> _YOUR GOAL_
Each record that follows is to be duplicated exactly, though its pictures are not.

▶

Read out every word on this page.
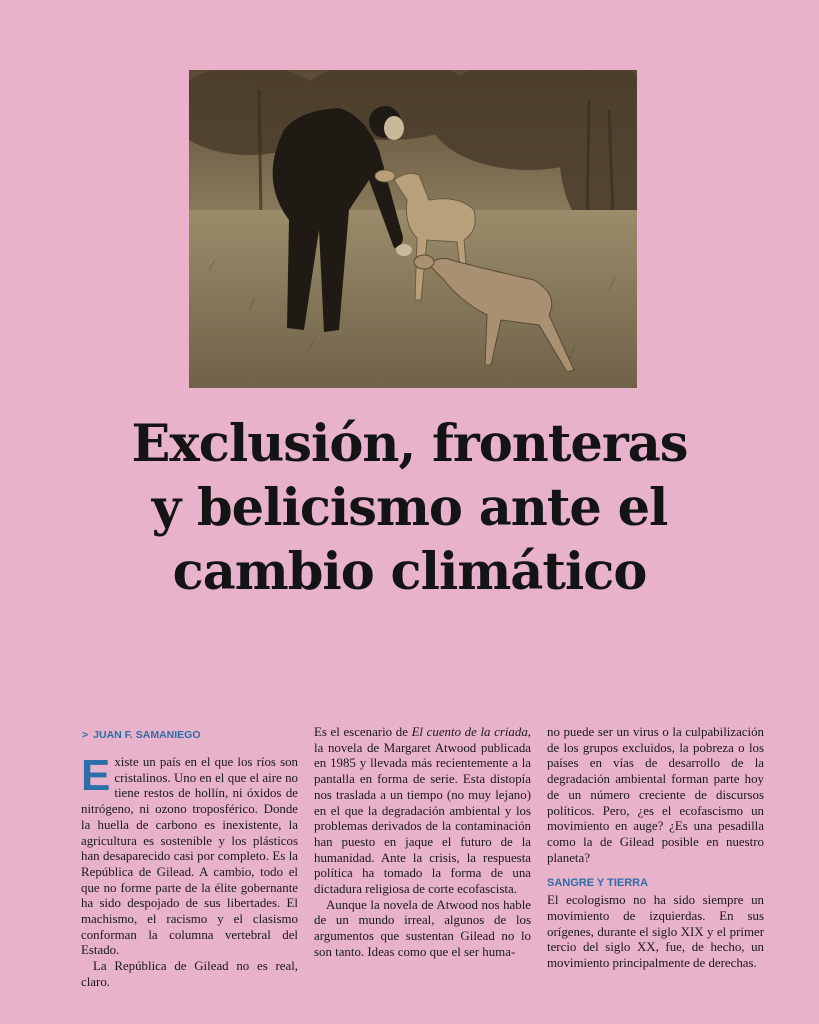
Exclusión, fronteras
y belicismo ante el
cambio climático
> JUAN F. SAMANIEGO

Existe un país en el que los ríos son cristalinos. Uno en el que el aire no tiene restos de hollín, ni óxidos de nitrógeno, ni ozono troposférico. Donde la huella de carbono es inexistente, la agricultura es sostenible y los plásticos han desaparecido casi por completo. Es la República de Gilead. A cambio, todo el que no forme parte de la élite gobernante ha sido despojado de sus libertades. El machismo, el racismo y el clasismo conforman la columna vertebral del Estado.

La República de Gilead no es real, claro.

Es el escenario de El cuento de la criada, la novela de Margaret Atwood publicada en 1985 y llevada más recientemente a la pantalla en forma de serie. Esta distopía nos traslada a un tiempo (no muy lejano) en el que la degradación ambiental y los problemas derivados de la contaminación han puesto en jaque el futuro de la humanidad. Ante la crisis, la respuesta política ha tomado la forma de una dictadura religiosa de corte ecofascista.

Aunque la novela de Atwood nos hable de un mundo irreal, algunos de los argumentos que sustentan Gilead no lo son tanto. Ideas como que el ser huma-

no puede ser un virus o la culpabilización de los grupos excluidos, la pobreza o los países en vías de desarrollo de la degradación ambiental forman parte hoy de un número creciente de discursos políticos. Pero, ¿es el ecofascismo un movimiento en auge? ¿Es una pesadilla como la de Gilead posible en nuestro planeta?

SANGRE Y TIERRA

El ecologismo no ha sido siempre un movimiento de izquierdas. En sus orígenes, durante el siglo XIX y el primer tercio del siglo XX, fue, de hecho, un movimiento principalmente de derechas.
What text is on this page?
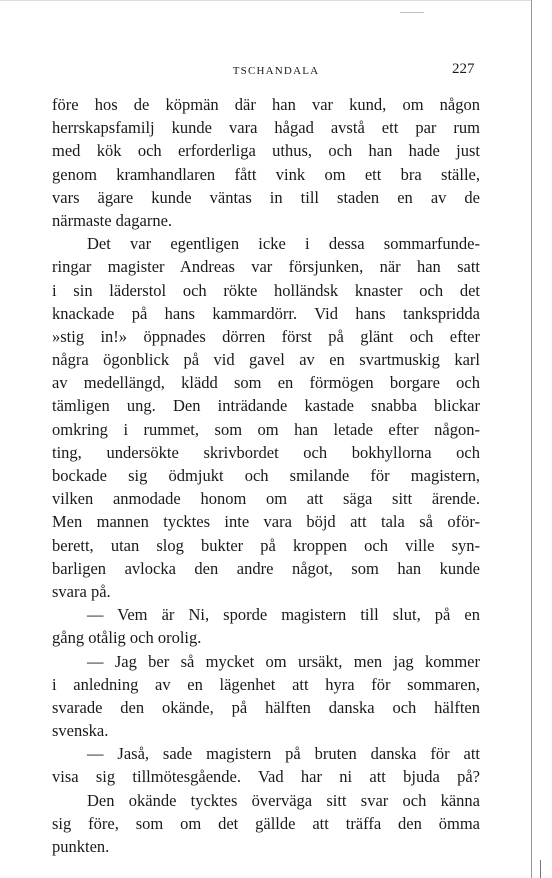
TSCHANDALA	227
före hos de köpmän där han var kund, om någon
herrskapsfamilj kunde vara hågad avstå ett par rum
med kök och erforderliga uthus, och han hade just
genom kramhandlaren fått vink om ett bra ställe,
vars ägare kunde väntas in till staden en av de
närmaste dagarne.
Det var egentligen icke i dessa sommarfunde-
ringar magister Andreas var försjunken, när han satt
i sin läderstol och rökte holländsk knaster och det
knackade på hans kammardörr. Vid hans tankspridda
»stig in!» öppnades dörren först på glänt och efter
några ögonblick på vid gavel av en svartmuskig karl
av medellängd, klädd som en förmögen borgare och
tämligen ung. Den inträdande kastade snabba blickar
omkring i rummet, som om han letade efter någon-
ting, undersökte skrivbordet och bokhyllorna och
bockade sig ödmjukt och smilande för magistern,
vilken anmodade honom om att säga sitt ärende.
Men mannen tycktes inte vara böjd att tala så oför-
berett, utan slog bukter på kroppen och ville syn-
barligen avlocka den andre något, som han kunde
svara på.
— Vem är Ni, sporde magistern till slut, på en
gång otålig och orolig.
— Jag ber så mycket om ursäkt, men jag kommer
i anledning av en lägenhet att hyra för sommaren,
svarade den okände, på hälften danska och hälften
svenska.
— Jaså, sade magistern på bruten danska för att
visa sig tillmötesgående. Vad har ni att bjuda på?
Den okände tycktes överväga sitt svar och känna
sig före, som om det gällde att träffa den ömma
punkten.
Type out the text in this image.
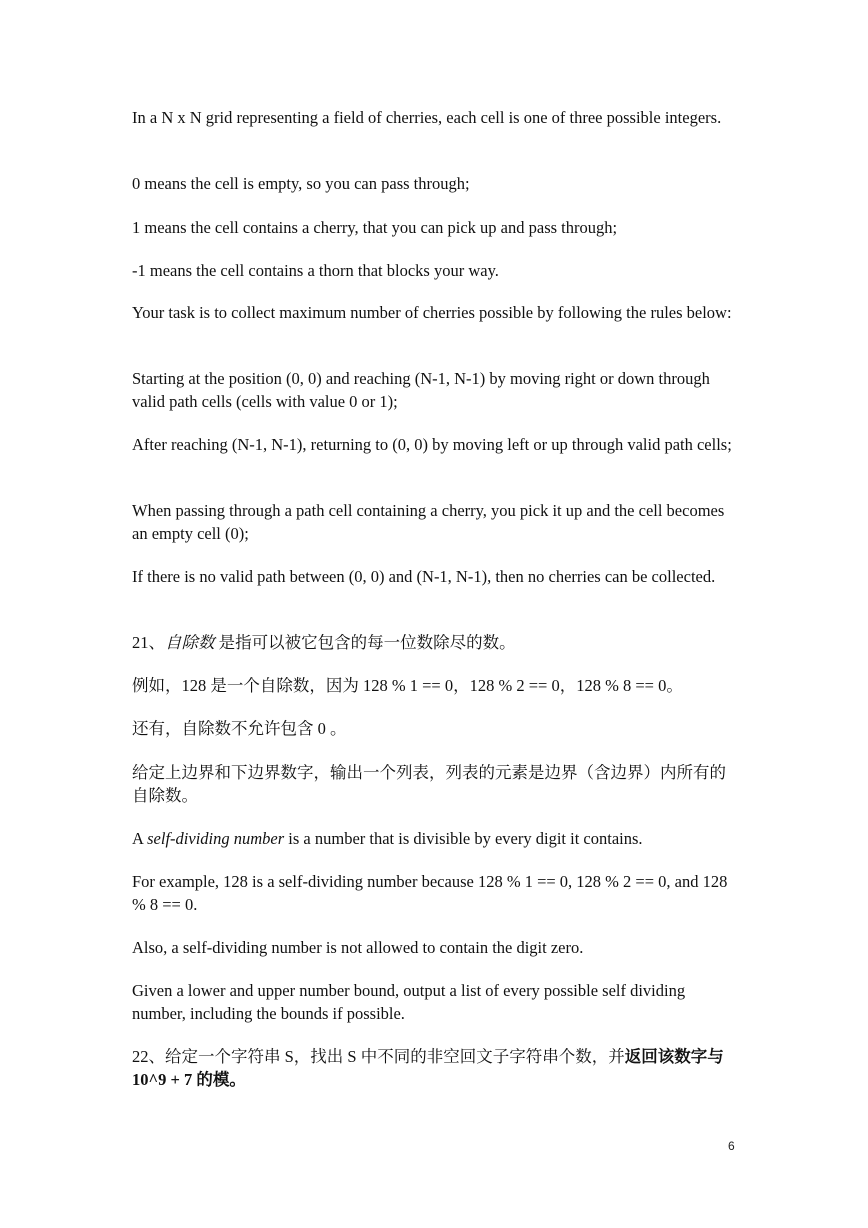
In a N x N grid representing a field of cherries, each cell is one of three possible integers.

0 means the cell is empty, so you can pass through;

1 means the cell contains a cherry, that you can pick up and pass through;

-1 means the cell contains a thorn that blocks your way.

Your task is to collect maximum number of cherries possible by following the rules below:

Starting at the position (0, 0) and reaching (N-1, N-1) by moving right or down through valid path cells (cells with value 0 or 1);

After reaching (N-1, N-1), returning to (0, 0) by moving left or up through valid path cells;

When passing through a path cell containing a cherry, you pick it up and the cell becomes an empty cell (0);

If there is no valid path between (0, 0) and (N-1, N-1), then no cherries can be collected.

21、自除数 是指可以被它包含的每一位数除尽的数。

例如，128 是一个自除数，因为 128 % 1 == 0，128 % 2 == 0，128 % 8 == 0。

还有，自除数不允许包含 0 。

给定上边界和下边界数字，输出一个列表，列表的元素是边界（含边界）内所有的自除数。

A self-dividing number is a number that is divisible by every digit it contains.

For example, 128 is a self-dividing number because 128 % 1 == 0, 128 % 2 == 0, and 128 % 8 == 0.

Also, a self-dividing number is not allowed to contain the digit zero.

Given a lower and upper number bound, output a list of every possible self dividing number, including the bounds if possible.

22、给定一个字符串 S，找出 S 中不同的非空回文子字符串个数，并返回该数字与 10^9 + 7 的模。

6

◀

> _SOLVED EXERCISE_
Read out every word on this page.
Exclusión, fronteras
y belicismo ante el
cambio climático
> JUAN F. SAMANIEGO

Existe un país en el que los ríos son cristalinos. Uno en el que el aire no tiene restos de hollín, ni óxidos de nitrógeno, ni ozono troposférico. Donde la huella de carbono es inexistente, la agricultura es sostenible y los plásticos han desaparecido casi por completo. Es la República de Gilead. A cambio, todo el que no forme parte de la élite gobernante ha sido despojado de sus libertades. El machismo, el racismo y el clasismo conforman la columna vertebral del Estado.

La República de Gilead no es real, claro.

Es el escenario de El cuento de la criada, la novela de Margaret Atwood publicada en 1985 y llevada más recientemente a la pantalla en forma de serie. Esta distopía nos traslada a un tiempo (no muy lejano) en el que la degradación ambiental y los problemas derivados de la contaminación han puesto en jaque el futuro de la humanidad. Ante la crisis, la respuesta política ha tomado la forma de una dictadura religiosa de corte ecofascista.

Aunque la novela de Atwood nos hable de un mundo irreal, algunos de los argumentos que sustentan Gilead no lo son tanto. Ideas como que el ser huma-

no puede ser un virus o la culpabilización de los grupos excluidos, la pobreza o los países en vías de desarrollo de la degradación ambiental forman parte hoy de un número creciente de discursos políticos. Pero, ¿es el ecofascismo un movimiento en auge? ¿Es una pesadilla como la de Gilead posible en nuestro planeta?

SANGRE Y TIERRA

El ecologismo no ha sido siempre un movimiento de izquierdas. En sus orígenes, durante el siglo XIX y el primer tercio del siglo XX, fue, de hecho, un movimiento principalmente de derechas.
What text is on this page?
TSCHANDALA	227
före hos de köpmän där han var kund, om någon
herrskapsfamilj kunde vara hågad avstå ett par rum
med kök och erforderliga uthus, och han hade just
genom kramhandlaren fått vink om ett bra ställe,
vars ägare kunde väntas in till staden en av de
närmaste dagarne.
Det var egentligen icke i dessa sommarfunde-
ringar magister Andreas var försjunken, när han satt
i sin läderstol och rökte holländsk knaster och det
knackade på hans kammardörr. Vid hans tankspridda
»stig in!» öppnades dörren först på glänt och efter
några ögonblick på vid gavel av en svartmuskig karl
av medellängd, klädd som en förmögen borgare och
tämligen ung. Den inträdande kastade snabba blickar
omkring i rummet, som om han letade efter någon-
ting, undersökte skrivbordet och bokhyllorna och
bockade sig ödmjukt och smilande för magistern,
vilken anmodade honom om att säga sitt ärende.
Men mannen tycktes inte vara böjd att tala så oför-
berett, utan slog bukter på kroppen och ville syn-
barligen avlocka den andre något, som han kunde
svara på.
— Vem är Ni, sporde magistern till slut, på en
gång otålig och orolig.
— Jag ber så mycket om ursäkt, men jag kommer
i anledning av en lägenhet att hyra för sommaren,
svarade den okände, på hälften danska och hälften
svenska.
— Jaså, sade magistern på bruten danska för att
visa sig tillmötesgående. Vad har ni att bjuda på?
Den okände tycktes överväga sitt svar och känna
sig före, som om det gällde att träffa den ömma
punkten.
Type out the text in this image.
In a N x N grid representing a field of cherries, each cell is one of three possible integers.

0 means the cell is empty, so you can pass through;

1 means the cell contains a cherry, that you can pick up and pass through;

-1 means the cell contains a thorn that blocks your way.

Your task is to collect maximum number of cherries possible by following the rules below:

Starting at the position (0, 0) and reaching (N-1, N-1) by moving right or down through valid path cells (cells with value 0 or 1);

After reaching (N-1, N-1), returning to (0, 0) by moving left or up through valid path cells;

When passing through a path cell containing a cherry, you pick it up and the cell becomes an empty cell (0);

If there is no valid path between (0, 0) and (N-1, N-1), then no cherries can be collected.

21、自除数 是指可以被它包含的每一位数除尽的数。

例如，128 是一个自除数，因为 128 % 1 == 0，128 % 2 == 0，128 % 8 == 0。

还有，自除数不允许包含 0 。

给定上边界和下边界数字，输出一个列表，列表的元素是边界（含边界）内所有的自除数。

A self-dividing number is a number that is divisible by every digit it contains.

For example, 128 is a self-dividing number because 128 % 1 == 0, 128 % 2 == 0, and 128 % 8 == 0.

Also, a self-dividing number is not allowed to contain the digit zero.

Given a lower and upper number bound, output a list of every possible self dividing number, including the bounds if possible.

22、给定一个字符串 S，找出 S 中不同的非空回文子字符串个数，并返回该数字与 10^9 + 7 的模。

6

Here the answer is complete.